[start]

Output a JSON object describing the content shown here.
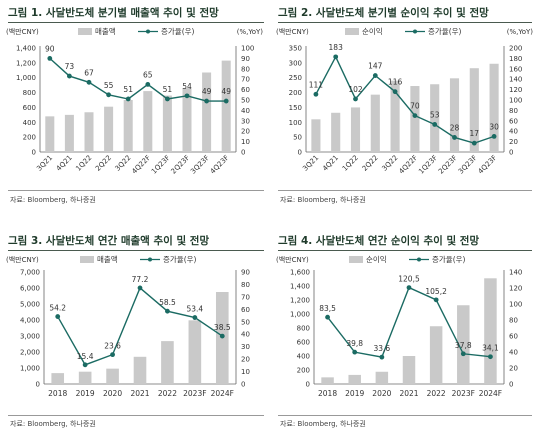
{
  "colors": {
    "bar": "#c9c9c9",
    "line": "#1b6b63",
    "title": "#1f3b2b",
    "axis": "#555555"
  },
  "chart_data": [
    {
      "type": "bar+line",
      "title": "그림 1. 사달반도체 분기별 매출액 추이 및 전망",
      "left_unit": "(백만CNY)",
      "right_unit": "(%,YoY)",
      "categories": [
        "3Q21",
        "4Q21",
        "1Q22",
        "2Q22",
        "3Q22",
        "4Q22F",
        "1Q23F",
        "2Q23F",
        "3Q23F",
        "4Q23F"
      ],
      "bar_series": {
        "name": "매출액",
        "values": [
          480,
          500,
          535,
          610,
          700,
          820,
          760,
          860,
          1070,
          1230
        ]
      },
      "line_series": {
        "name": "증가율(우)",
        "values": [
          90,
          73,
          67,
          55,
          51,
          65,
          51,
          54,
          49,
          49
        ]
      },
      "left_ticks": [
        "0",
        "200",
        "400",
        "600",
        "800",
        "1,000",
        "1,200",
        "1,400"
      ],
      "right_ticks": [
        "0",
        "10",
        "20",
        "30",
        "40",
        "50",
        "60",
        "70",
        "80",
        "90",
        "100"
      ],
      "left_max": 1400,
      "right_max": 100,
      "source": "자료: Bloomberg, 하나증권"
    },
    {
      "type": "bar+line",
      "title": "그림 2. 사달반도체 분기별 순이익 추이 및 전망",
      "left_unit": "(백만CNY)",
      "right_unit": "(%,YoY)",
      "categories": [
        "3Q21",
        "4Q21",
        "1Q22",
        "2Q22",
        "3Q22",
        "4Q22F",
        "1Q23F",
        "2Q23F",
        "3Q23F",
        "4Q23F"
      ],
      "bar_series": {
        "name": "순이익",
        "values": [
          110,
          132,
          150,
          193,
          240,
          222,
          228,
          248,
          282,
          297
        ]
      },
      "line_series": {
        "name": "증가율(우)",
        "values": [
          111,
          183,
          102,
          147,
          116,
          70,
          53,
          28,
          17,
          30
        ]
      },
      "left_ticks": [
        "0",
        "50",
        "100",
        "150",
        "200",
        "250",
        "300",
        "350"
      ],
      "right_ticks": [
        "0",
        "20",
        "40",
        "60",
        "80",
        "100",
        "120",
        "140",
        "160",
        "180",
        "200"
      ],
      "left_max": 350,
      "right_max": 200,
      "source": "자료: Bloomberg, 하나증권"
    },
    {
      "type": "bar+line",
      "title": "그림 3. 사달반도체 연간 매출액 추이 및 전망",
      "left_unit": "(백만CNY)",
      "right_unit": "",
      "categories": [
        "2018",
        "2019",
        "2020",
        "2021",
        "2022",
        "2023F",
        "2024F"
      ],
      "bar_series": {
        "name": "매출액",
        "values": [
          680,
          770,
          960,
          1700,
          2680,
          3980,
          5750
        ]
      },
      "line_series": {
        "name": "증가율(우)",
        "values": [
          54.2,
          15.4,
          23.6,
          77.2,
          58.5,
          53.4,
          38.5
        ]
      },
      "point_labels": [
        "54.2",
        "15.4",
        "23.6",
        "77.2",
        "58.5",
        "53.4",
        "38.5"
      ],
      "left_ticks": [
        "0",
        "1,000",
        "2,000",
        "3,000",
        "4,000",
        "5,000",
        "6,000",
        "7,000"
      ],
      "right_ticks": [
        "0",
        "10",
        "20",
        "30",
        "40",
        "50",
        "60",
        "70",
        "80",
        "90"
      ],
      "left_max": 7000,
      "right_max": 90,
      "source": "자료: Bloomberg, 하나증권"
    },
    {
      "type": "bar+line",
      "title": "그림 4. 사달반도체 연간 순이익 추이 및 전망",
      "left_unit": "(백만CNY)",
      "right_unit": "",
      "categories": [
        "2018",
        "2019",
        "2020",
        "2021",
        "2022",
        "2023F",
        "2024F"
      ],
      "bar_series": {
        "name": "순이익",
        "values": [
          95,
          130,
          175,
          400,
          825,
          1125,
          1510
        ]
      },
      "line_series": {
        "name": "증가율(우)",
        "values": [
          83.5,
          39.8,
          33.6,
          120.5,
          105.2,
          37.8,
          34.1
        ]
      },
      "point_labels": [
        "83,5",
        "39,8",
        "33,6",
        "120,5",
        "105,2",
        "37,8",
        "34,1"
      ],
      "left_ticks": [
        "0",
        "200",
        "400",
        "600",
        "800",
        "1,000",
        "1,200",
        "1,400",
        "1,600"
      ],
      "right_ticks": [
        "0",
        "20",
        "40",
        "60",
        "80",
        "100",
        "120",
        "140"
      ],
      "left_max": 1600,
      "right_max": 140,
      "source": "자료: Bloomberg, 하나증권"
    }
  ]
}
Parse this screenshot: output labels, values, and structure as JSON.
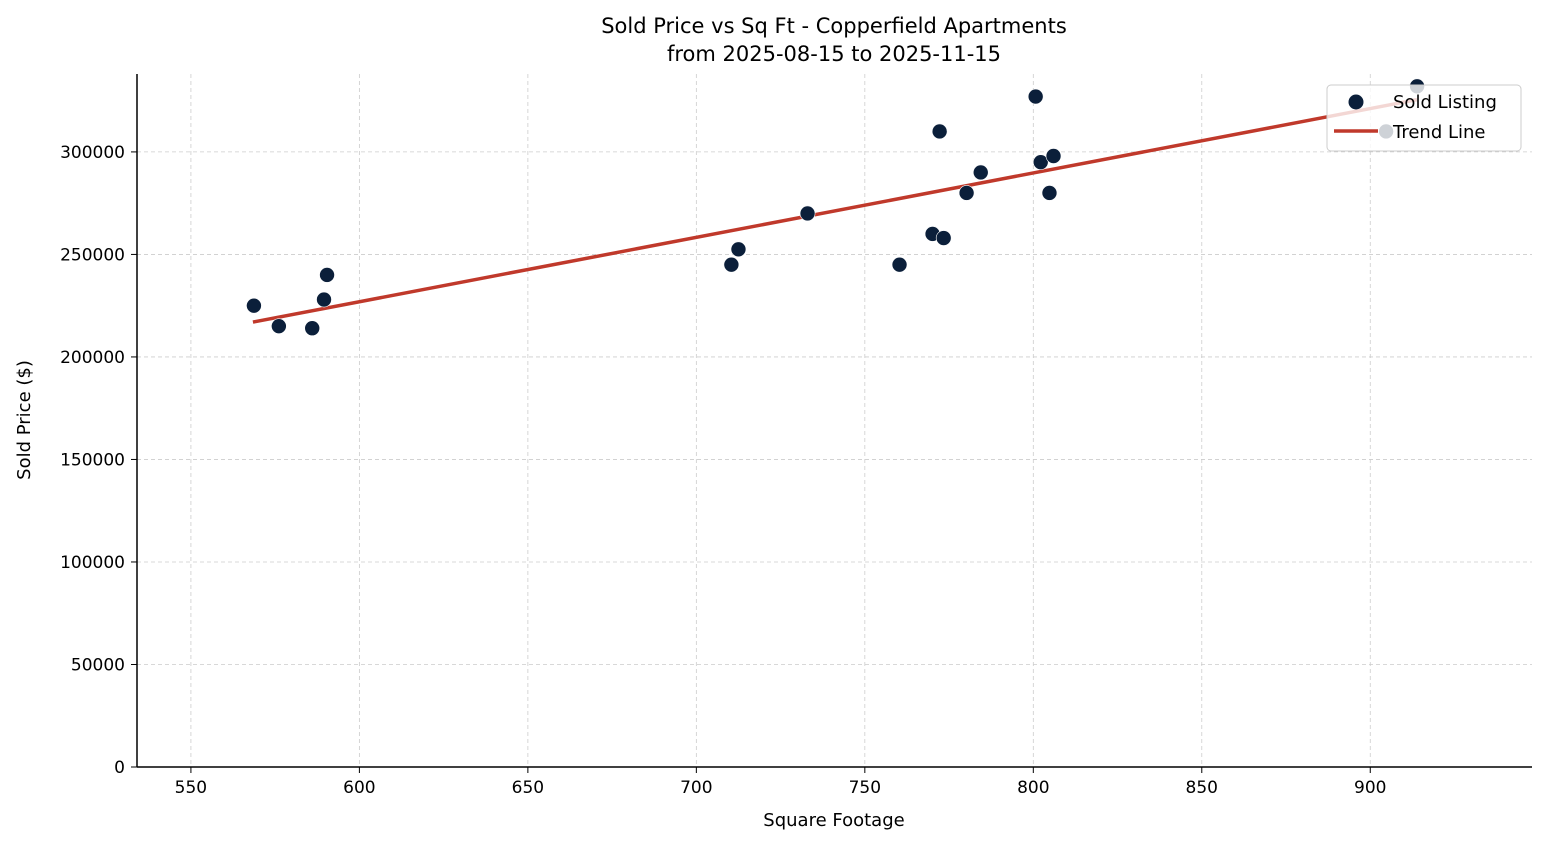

[end]

■ **Task to complete**
Go through the entries above and output them exactly, without pictures.

■ **Result for this task**
Output a JSON object describing the content shown here.
{
  "colors": {
    "bar": "#c9c9c9",
    "line": "#1b6b63",
    "title": "#1f3b2b",
    "axis": "#555555"
  },
  "chart_data": [
    {
      "type": "bar+line",
      "title": "그림 1. 사달반도체 분기별 매출액 추이 및 전망",
      "left_unit": "(백만CNY)",
      "right_unit": "(%,YoY)",
      "categories": [
        "3Q21",
        "4Q21",
        "1Q22",
        "2Q22",
        "3Q22",
        "4Q22F",
        "1Q23F",
        "2Q23F",
        "3Q23F",
        "4Q23F"
      ],
      "bar_series": {
        "name": "매출액",
        "values": [
          480,
          500,
          535,
          610,
          700,
          820,
          760,
          860,
          1070,
          1230
        ]
      },
      "line_series": {
        "name": "증가율(우)",
        "values": [
          90,
          73,
          67,
          55,
          51,
          65,
          51,
          54,
          49,
          49
        ]
      },
      "left_ticks": [
        "0",
        "200",
        "400",
        "600",
        "800",
        "1,000",
        "1,200",
        "1,400"
      ],
      "right_ticks": [
        "0",
        "10",
        "20",
        "30",
        "40",
        "50",
        "60",
        "70",
        "80",
        "90",
        "100"
      ],
      "left_max": 1400,
      "right_max": 100,
      "source": "자료: Bloomberg, 하나증권"
    },
    {
      "type": "bar+line",
      "title": "그림 2. 사달반도체 분기별 순이익 추이 및 전망",
      "left_unit": "(백만CNY)",
      "right_unit": "(%,YoY)",
      "categories": [
        "3Q21",
        "4Q21",
        "1Q22",
        "2Q22",
        "3Q22",
        "4Q22F",
        "1Q23F",
        "2Q23F",
        "3Q23F",
        "4Q23F"
      ],
      "bar_series": {
        "name": "순이익",
        "values": [
          110,
          132,
          150,
          193,
          240,
          222,
          228,
          248,
          282,
          297
        ]
      },
      "line_series": {
        "name": "증가율(우)",
        "values": [
          111,
          183,
          102,
          147,
          116,
          70,
          53,
          28,
          17,
          30
        ]
      },
      "left_ticks": [
        "0",
        "50",
        "100",
        "150",
        "200",
        "250",
        "300",
        "350"
      ],
      "right_ticks": [
        "0",
        "20",
        "40",
        "60",
        "80",
        "100",
        "120",
        "140",
        "160",
        "180",
        "200"
      ],
      "left_max": 350,
      "right_max": 200,
      "source": "자료: Bloomberg, 하나증권"
    },
    {
      "type": "bar+line",
      "title": "그림 3. 사달반도체 연간 매출액 추이 및 전망",
      "left_unit": "(백만CNY)",
      "right_unit": "",
      "categories": [
        "2018",
        "2019",
        "2020",
        "2021",
        "2022",
        "2023F",
        "2024F"
      ],
      "bar_series": {
        "name": "매출액",
        "values": [
          680,
          770,
          960,
          1700,
          2680,
          3980,
          5750
        ]
      },
      "line_series": {
        "name": "증가율(우)",
        "values": [
          54.2,
          15.4,
          23.6,
          77.2,
          58.5,
          53.4,
          38.5
        ]
      },
      "point_labels": [
        "54.2",
        "15.4",
        "23.6",
        "77.2",
        "58.5",
        "53.4",
        "38.5"
      ],
      "left_ticks": [
        "0",
        "1,000",
        "2,000",
        "3,000",
        "4,000",
        "5,000",
        "6,000",
        "7,000"
      ],
      "right_ticks": [
        "0",
        "10",
        "20",
        "30",
        "40",
        "50",
        "60",
        "70",
        "80",
        "90"
      ],
      "left_max": 7000,
      "right_max": 90,
      "source": "자료: Bloomberg, 하나증권"
    },
    {
      "type": "bar+line",
      "title": "그림 4. 사달반도체 연간 순이익 추이 및 전망",
      "left_unit": "(백만CNY)",
      "right_unit": "",
      "categories": [
        "2018",
        "2019",
        "2020",
        "2021",
        "2022",
        "2023F",
        "2024F"
      ],
      "bar_series": {
        "name": "순이익",
        "values": [
          95,
          130,
          175,
          400,
          825,
          1125,
          1510
        ]
      },
      "line_series": {
        "name": "증가율(우)",
        "values": [
          83.5,
          39.8,
          33.6,
          120.5,
          105.2,
          37.8,
          34.1
        ]
      },
      "point_labels": [
        "83,5",
        "39,8",
        "33,6",
        "120,5",
        "105,2",
        "37,8",
        "34,1"
      ],
      "left_ticks": [
        "0",
        "200",
        "400",
        "600",
        "800",
        "1,000",
        "1,200",
        "1,400",
        "1,600"
      ],
      "right_ticks": [
        "0",
        "20",
        "40",
        "60",
        "80",
        "100",
        "120",
        "140"
      ],
      "left_max": 1600,
      "right_max": 140,
      "source": "자료: Bloomberg, 하나증권"
    }
  ]
}
Parse this screenshot: output labels, values, and structure as JSON.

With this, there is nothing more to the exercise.